===== AVAILABLE RECORDS
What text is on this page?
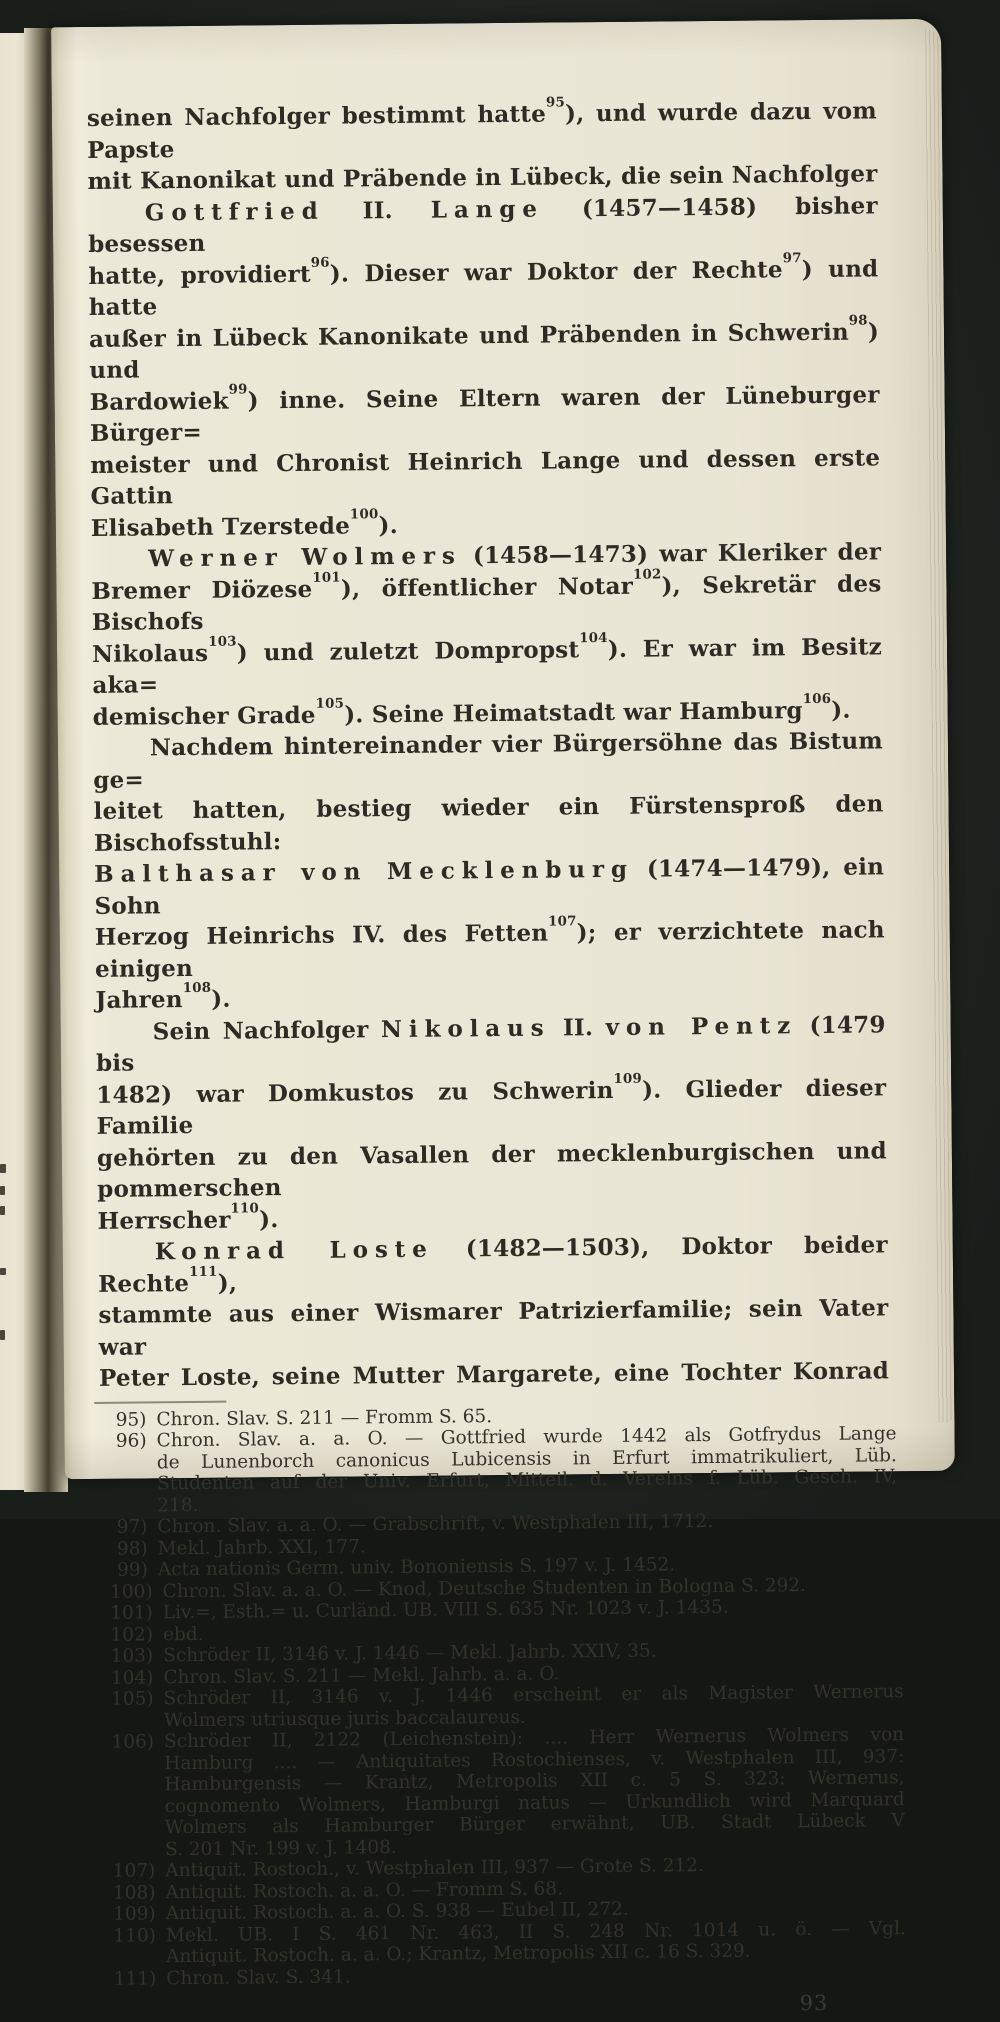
seinen Nachfolger bestimmt hatte$^{95}$), und wurde dazu vom Papste
mit Kanonikat und Präbende in Lübeck, die sein Nachfolger
Gottfried II. Lange (1457—1458) bisher besessen
hatte, providiert$^{96}$). Dieser war Doktor der Rechte$^{97}$) und hatte
außer in Lübeck Kanonikate und Präbenden in Schwerin$^{98}$) und
Bardowiek$^{99}$) inne. Seine Eltern waren der Lüneburger Bürger=
meister und Chronist Heinrich Lange und dessen erste Gattin
Elisabeth Tzerstede$^{100}$).
Werner Wolmers (1458—1473) war Kleriker der
Bremer Diözese$^{101}$), öffentlicher Notar$^{102}$), Sekretär des Bischofs
Nikolaus$^{103}$) und zuletzt Dompropst$^{104}$). Er war im Besitz aka=
demischer Grade$^{105}$). Seine Heimatstadt war Hamburg$^{106}$).
Nachdem hintereinander vier Bürgersöhne das Bistum ge=
leitet hatten, bestieg wieder ein Fürstensproß den Bischofsstuhl:
Balthasar von Mecklenburg (1474—1479), ein Sohn
Herzog Heinrichs IV. des Fetten$^{107}$); er verzichtete nach einigen
Jahren$^{108}$).
Sein Nachfolger Nikolaus II. von Pentz (1479 bis
1482) war Domkustos zu Schwerin$^{109}$). Glieder dieser Familie
gehörten zu den Vasallen der mecklenburgischen und pommerschen
Herrscher$^{110}$).
Konrad Loste (1482—1503), Doktor beider Rechte$^{111}$),
stammte aus einer Wismarer Patrizierfamilie; sein Vater war
Peter Loste, seine Mutter Margarete, eine Tochter Konrad
95) Chron. Slav. S. 211 — Fromm S. 65.
96) Chron. Slav. a. a. O. — Gottfried wurde 1442 als Gotfrydus Lange
de Lunenborch canonicus Lubicensis in Erfurt immatrikuliert, Lüb.
Studenten auf der Univ. Erfurt, Mitteil. d. Vereins f. Lüb. Gesch. IV,
218.
97) Chron. Slav. a. a. O. — Grabschrift, v. Westphalen III, 1712.
98) Mekl. Jahrb. XXI, 177.
99) Acta nationis Germ. univ. Bononiensis S. 197 v. J. 1452.
100) Chron. Slav. a. a. O. — Knod, Deutsche Studenten in Bologna S. 292.
101) Liv.=, Esth.= u. Curländ. UB. VIII S. 635 Nr. 1023 v. J. 1435.
102) ebd.
103) Schröder II, 3146 v. J. 1446 — Mekl. Jahrb. XXIV, 35.
104) Chron. Slav. S. 211 — Mekl. Jahrb. a. a. O.
105) Schröder II, 3146 v. J. 1446 erscheint er als Magister Wernerus
Wolmers utriusque juris baccalaureus.
106) Schröder II, 2122 (Leichenstein): .... Herr Wernerus Wolmers von
Hamburg .... — Antiquitates Rostochienses, v. Westphalen III, 937:
Hamburgensis — Krantz, Metropolis XII c. 5 S. 323: Wernerus,
cognomento Wolmers, Hamburgi natus — Urkundlich wird Marquard
Wolmers als Hamburger Bürger erwähnt, UB. Stadt Lübeck V
S. 201 Nr. 199 v. J. 1408.
107) Antiquit. Rostoch., v. Westphalen III, 937 — Grote S. 212.
108) Antiquit. Rostoch. a. a. O. — Fromm S. 68.
109) Antiquit. Rostoch. a. a. O. S. 938 — Eubel II, 272.
110) Mekl. UB. I S. 461 Nr. 463, II S. 248 Nr. 1014 u. ö. — Vgl.
Antiquit. Rostoch. a. a. O.; Krantz, Metropolis XII c. 16 S. 329.
111) Chron. Slav. S. 341.
93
==========
> [INSTRUCTIONS TO FOLLOW] Each entry must be retyped word for word, with every image omitted.

> [SOLUTION TO THIS PROBLEM]
What text is on this page?
seinen Nachfolger bestimmt hatte$^{95}$), und wurde dazu vom Papste
mit Kanonikat und Präbende in Lübeck, die sein Nachfolger
Gottfried II. Lange (1457—1458) bisher besessen
hatte, providiert$^{96}$). Dieser war Doktor der Rechte$^{97}$) und hatte
außer in Lübeck Kanonikate und Präbenden in Schwerin$^{98}$) und
Bardowiek$^{99}$) inne. Seine Eltern waren der Lüneburger Bürger=
meister und Chronist Heinrich Lange und dessen erste Gattin
Elisabeth Tzerstede$^{100}$).
Werner Wolmers (1458—1473) war Kleriker der
Bremer Diözese$^{101}$), öffentlicher Notar$^{102}$), Sekretär des Bischofs
Nikolaus$^{103}$) und zuletzt Dompropst$^{104}$). Er war im Besitz aka=
demischer Grade$^{105}$). Seine Heimatstadt war Hamburg$^{106}$).
Nachdem hintereinander vier Bürgersöhne das Bistum ge=
leitet hatten, bestieg wieder ein Fürstensproß den Bischofsstuhl:
Balthasar von Mecklenburg (1474—1479), ein Sohn
Herzog Heinrichs IV. des Fetten$^{107}$); er verzichtete nach einigen
Jahren$^{108}$).
Sein Nachfolger Nikolaus II. von Pentz (1479 bis
1482) war Domkustos zu Schwerin$^{109}$). Glieder dieser Familie
gehörten zu den Vasallen der mecklenburgischen und pommerschen
Herrscher$^{110}$).
Konrad Loste (1482—1503), Doktor beider Rechte$^{111}$),
stammte aus einer Wismarer Patrizierfamilie; sein Vater war
Peter Loste, seine Mutter Margarete, eine Tochter Konrad
95) Chron. Slav. S. 211 — Fromm S. 65.
96) Chron. Slav. a. a. O. — Gottfried wurde 1442 als Gotfrydus Lange
de Lunenborch canonicus Lubicensis in Erfurt immatrikuliert, Lüb.
Studenten auf der Univ. Erfurt, Mitteil. d. Vereins f. Lüb. Gesch. IV,
218.
97) Chron. Slav. a. a. O. — Grabschrift, v. Westphalen III, 1712.
98) Mekl. Jahrb. XXI, 177.
99) Acta nationis Germ. univ. Bononiensis S. 197 v. J. 1452.
100) Chron. Slav. a. a. O. — Knod, Deutsche Studenten in Bologna S. 292.
101) Liv.=, Esth.= u. Curländ. UB. VIII S. 635 Nr. 1023 v. J. 1435.
102) ebd.
103) Schröder II, 3146 v. J. 1446 — Mekl. Jahrb. XXIV, 35.
104) Chron. Slav. S. 211 — Mekl. Jahrb. a. a. O.
105) Schröder II, 3146 v. J. 1446 erscheint er als Magister Wernerus
Wolmers utriusque juris baccalaureus.
106) Schröder II, 2122 (Leichenstein): .... Herr Wernerus Wolmers von
Hamburg .... — Antiquitates Rostochienses, v. Westphalen III, 937:
Hamburgensis — Krantz, Metropolis XII c. 5 S. 323: Wernerus,
cognomento Wolmers, Hamburgi natus — Urkundlich wird Marquard
Wolmers als Hamburger Bürger erwähnt, UB. Stadt Lübeck V
S. 201 Nr. 199 v. J. 1408.
107) Antiquit. Rostoch., v. Westphalen III, 937 — Grote S. 212.
108) Antiquit. Rostoch. a. a. O. — Fromm S. 68.
109) Antiquit. Rostoch. a. a. O. S. 938 — Eubel II, 272.
110) Mekl. UB. I S. 461 Nr. 463, II S. 248 Nr. 1014 u. ö. — Vgl.
Antiquit. Rostoch. a. a. O.; Krantz, Metropolis XII c. 16 S. 329.
111) Chron. Slav. S. 341.
93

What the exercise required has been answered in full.